Pick out the lines containing "JSON".
-- Start The data --
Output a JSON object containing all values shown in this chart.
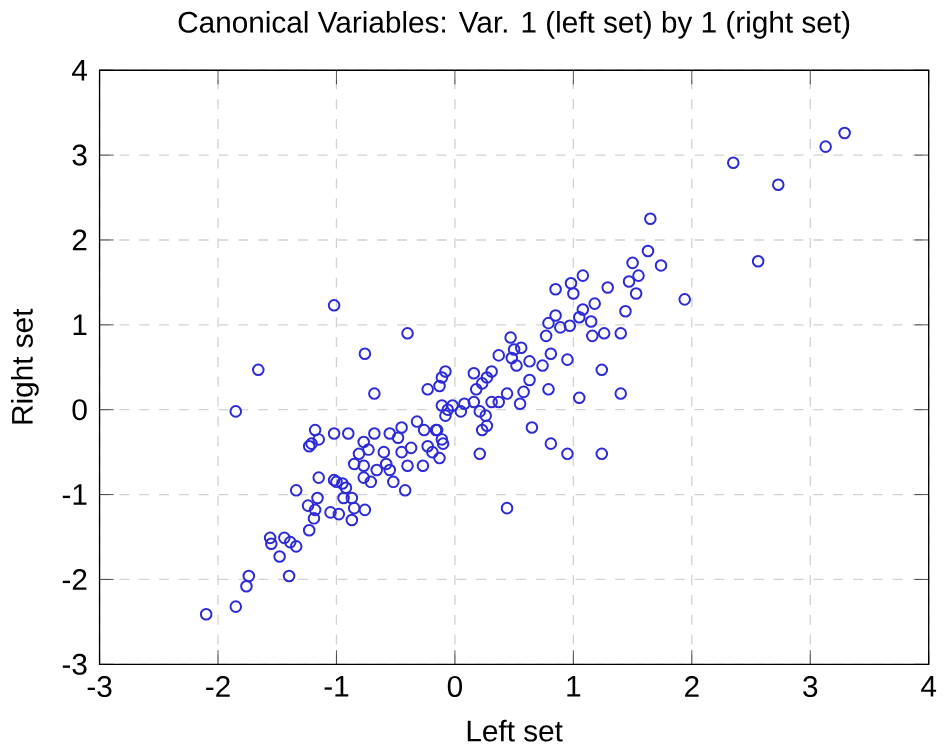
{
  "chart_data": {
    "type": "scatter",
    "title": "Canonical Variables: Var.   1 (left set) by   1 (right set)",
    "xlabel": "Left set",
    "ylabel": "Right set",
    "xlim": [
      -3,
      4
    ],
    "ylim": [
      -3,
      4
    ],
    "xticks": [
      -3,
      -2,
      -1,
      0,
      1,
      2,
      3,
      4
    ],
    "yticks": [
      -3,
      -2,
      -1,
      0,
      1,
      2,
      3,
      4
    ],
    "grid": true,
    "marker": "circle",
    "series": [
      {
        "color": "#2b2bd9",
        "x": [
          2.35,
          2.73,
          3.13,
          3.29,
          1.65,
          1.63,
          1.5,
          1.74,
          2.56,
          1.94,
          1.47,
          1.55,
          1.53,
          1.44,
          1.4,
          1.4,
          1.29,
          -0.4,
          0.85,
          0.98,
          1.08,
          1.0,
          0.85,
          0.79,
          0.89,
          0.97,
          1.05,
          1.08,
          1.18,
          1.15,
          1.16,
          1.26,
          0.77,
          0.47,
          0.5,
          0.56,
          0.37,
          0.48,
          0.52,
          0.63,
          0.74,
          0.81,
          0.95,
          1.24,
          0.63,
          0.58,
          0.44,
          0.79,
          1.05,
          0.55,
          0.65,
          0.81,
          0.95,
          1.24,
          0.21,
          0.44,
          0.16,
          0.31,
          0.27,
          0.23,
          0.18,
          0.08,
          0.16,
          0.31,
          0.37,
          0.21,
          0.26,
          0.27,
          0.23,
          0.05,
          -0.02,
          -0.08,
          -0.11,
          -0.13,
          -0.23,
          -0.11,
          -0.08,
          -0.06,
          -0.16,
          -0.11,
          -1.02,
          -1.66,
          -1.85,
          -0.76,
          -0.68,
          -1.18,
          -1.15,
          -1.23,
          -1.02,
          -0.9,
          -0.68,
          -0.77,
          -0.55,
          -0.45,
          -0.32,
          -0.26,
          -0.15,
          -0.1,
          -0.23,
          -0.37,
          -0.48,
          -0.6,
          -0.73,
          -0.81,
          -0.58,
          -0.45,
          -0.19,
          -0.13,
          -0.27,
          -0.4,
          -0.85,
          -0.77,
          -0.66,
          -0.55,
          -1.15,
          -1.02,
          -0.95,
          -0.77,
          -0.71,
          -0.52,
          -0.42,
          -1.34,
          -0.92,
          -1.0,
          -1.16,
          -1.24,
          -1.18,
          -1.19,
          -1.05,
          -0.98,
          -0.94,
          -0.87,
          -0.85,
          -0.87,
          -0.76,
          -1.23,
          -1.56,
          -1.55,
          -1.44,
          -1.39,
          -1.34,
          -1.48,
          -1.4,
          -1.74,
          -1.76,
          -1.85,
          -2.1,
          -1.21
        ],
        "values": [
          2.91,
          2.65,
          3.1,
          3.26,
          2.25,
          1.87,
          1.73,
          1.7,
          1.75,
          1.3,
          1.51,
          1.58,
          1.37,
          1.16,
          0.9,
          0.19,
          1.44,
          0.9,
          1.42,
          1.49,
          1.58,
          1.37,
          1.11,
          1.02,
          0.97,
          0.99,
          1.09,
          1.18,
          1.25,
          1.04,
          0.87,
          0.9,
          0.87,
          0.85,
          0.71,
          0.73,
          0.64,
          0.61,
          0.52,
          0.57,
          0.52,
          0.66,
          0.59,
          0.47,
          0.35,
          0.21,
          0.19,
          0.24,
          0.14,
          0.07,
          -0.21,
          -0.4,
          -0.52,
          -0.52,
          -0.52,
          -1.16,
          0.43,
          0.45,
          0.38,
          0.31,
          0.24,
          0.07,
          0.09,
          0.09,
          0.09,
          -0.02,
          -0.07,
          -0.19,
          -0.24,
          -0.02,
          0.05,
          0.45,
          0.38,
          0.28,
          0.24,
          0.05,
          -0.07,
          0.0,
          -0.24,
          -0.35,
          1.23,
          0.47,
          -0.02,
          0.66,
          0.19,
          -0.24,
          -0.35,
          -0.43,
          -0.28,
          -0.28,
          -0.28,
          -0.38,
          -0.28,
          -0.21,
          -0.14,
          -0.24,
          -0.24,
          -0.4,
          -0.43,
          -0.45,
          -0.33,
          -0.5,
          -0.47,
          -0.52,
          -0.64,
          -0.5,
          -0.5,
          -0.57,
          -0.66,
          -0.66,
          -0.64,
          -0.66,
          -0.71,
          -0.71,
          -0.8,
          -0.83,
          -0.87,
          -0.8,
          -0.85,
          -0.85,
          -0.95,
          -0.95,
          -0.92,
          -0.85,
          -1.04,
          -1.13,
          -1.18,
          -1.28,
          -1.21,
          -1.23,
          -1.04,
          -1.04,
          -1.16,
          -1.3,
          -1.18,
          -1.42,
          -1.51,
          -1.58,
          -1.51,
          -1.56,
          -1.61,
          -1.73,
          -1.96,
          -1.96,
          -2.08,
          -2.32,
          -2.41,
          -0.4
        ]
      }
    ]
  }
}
-- End The data --
-- Start The data --
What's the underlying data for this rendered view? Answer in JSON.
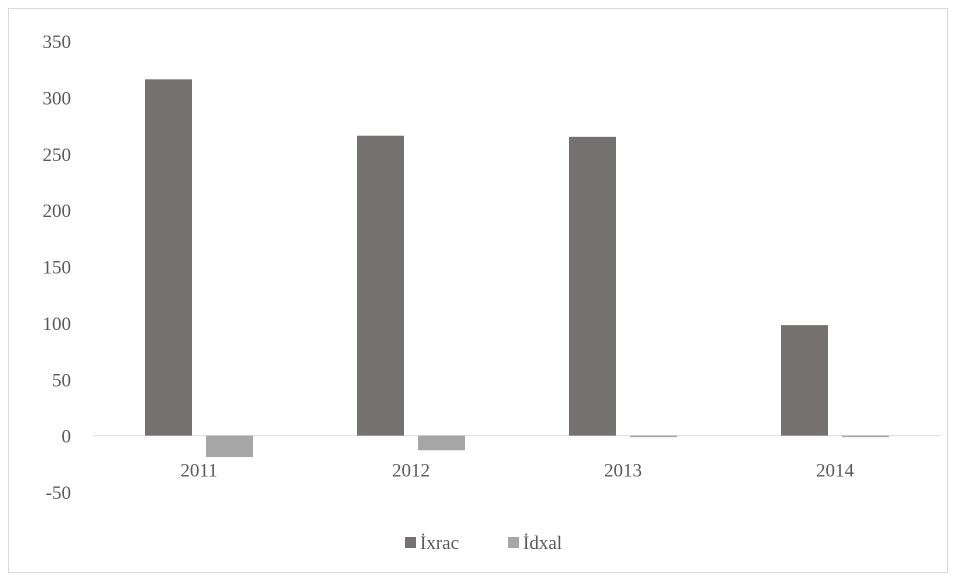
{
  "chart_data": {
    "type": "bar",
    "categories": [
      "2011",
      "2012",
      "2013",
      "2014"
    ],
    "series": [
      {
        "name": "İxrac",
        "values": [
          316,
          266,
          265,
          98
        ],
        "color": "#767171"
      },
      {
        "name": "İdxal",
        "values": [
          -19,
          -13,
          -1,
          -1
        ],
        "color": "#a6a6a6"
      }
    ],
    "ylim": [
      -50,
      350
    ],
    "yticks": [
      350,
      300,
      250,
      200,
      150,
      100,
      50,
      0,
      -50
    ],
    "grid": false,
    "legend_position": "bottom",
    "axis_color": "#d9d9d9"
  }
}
-- End The data --
Solution for this exercise:
Output a JSON object containing all values shown in this chart.
What's the underlying data for this rendered view? Answer in JSON.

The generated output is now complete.